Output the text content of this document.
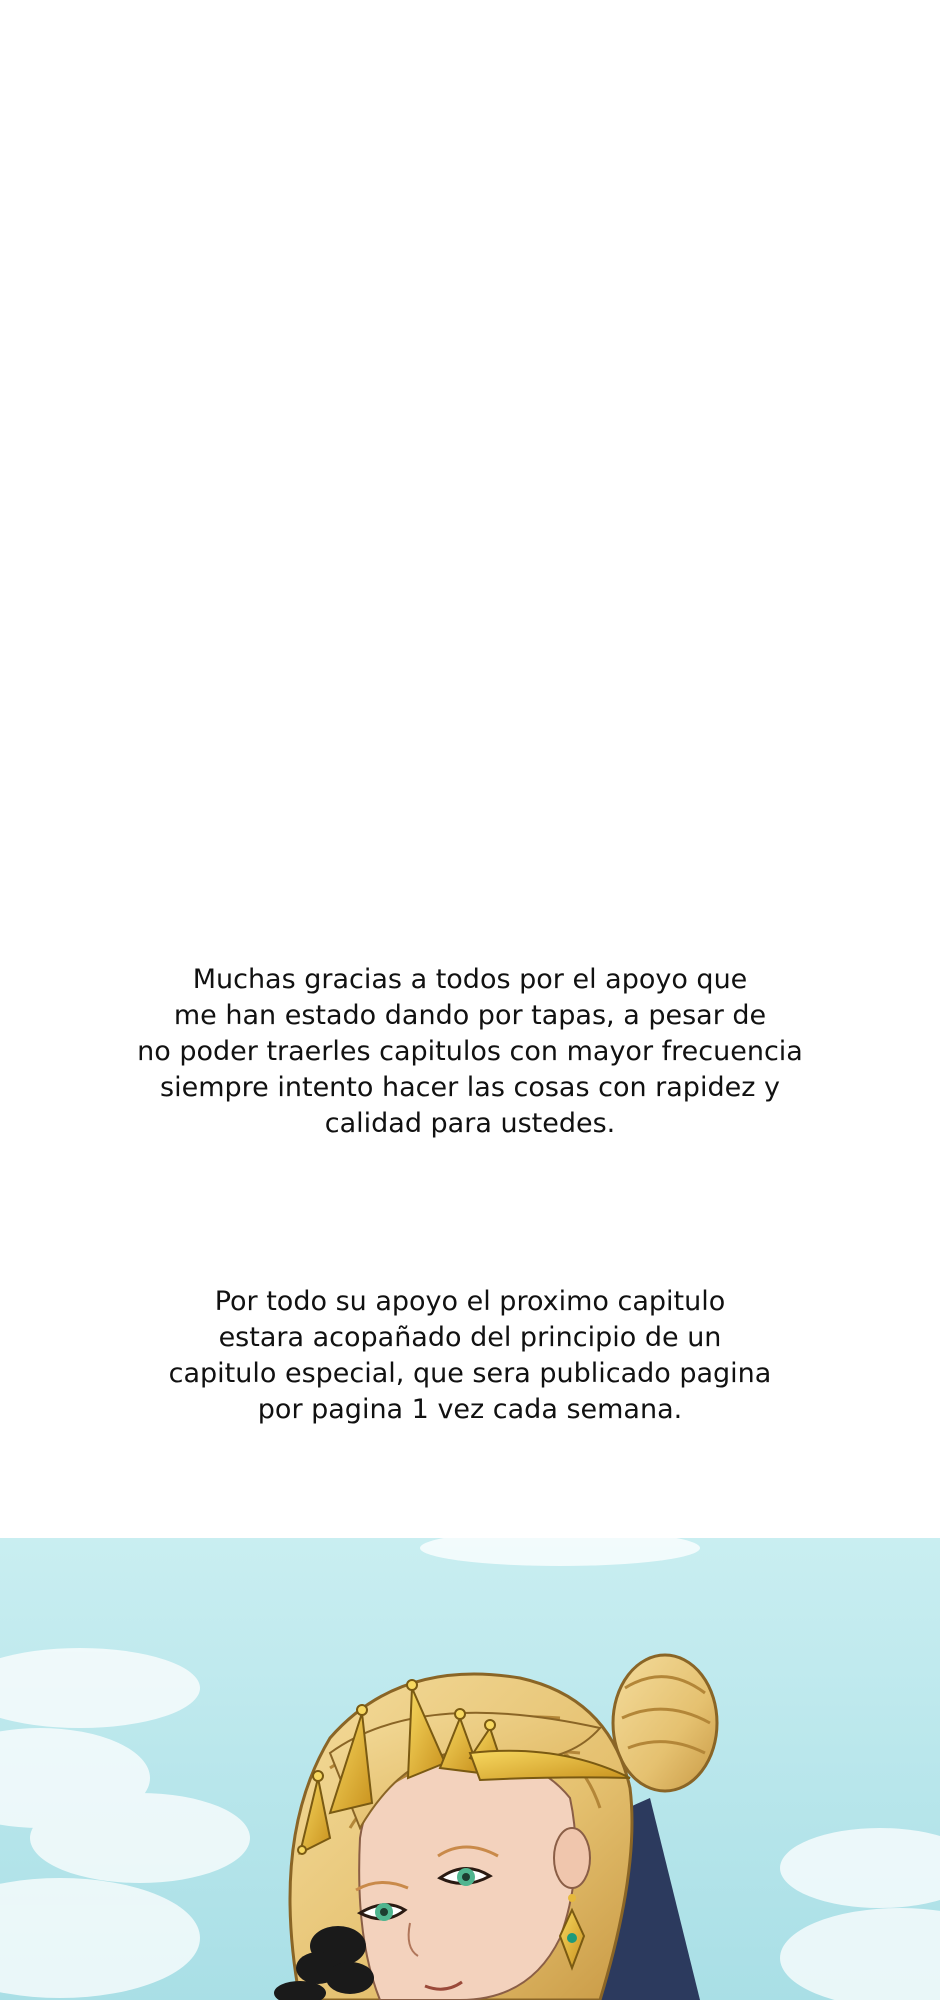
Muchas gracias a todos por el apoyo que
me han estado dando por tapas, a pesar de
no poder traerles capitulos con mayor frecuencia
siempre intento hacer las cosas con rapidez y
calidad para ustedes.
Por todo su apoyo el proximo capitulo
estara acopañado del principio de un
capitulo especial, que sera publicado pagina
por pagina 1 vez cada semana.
○ ○ ○ ○ ○ ○ ○
→ Work required
Reproduce every line precisely as given, omitting all pictures.

→ Final result
Output the text content of this document.
Muchas gracias a todos por el apoyo que
me han estado dando por tapas, a pesar de
no poder traerles capitulos con mayor frecuencia
siempre intento hacer las cosas con rapidez y
calidad para ustedes.
Por todo su apoyo el proximo capitulo
estara acopañado del principio de un
capitulo especial, que sera publicado pagina
por pagina 1 vez cada semana.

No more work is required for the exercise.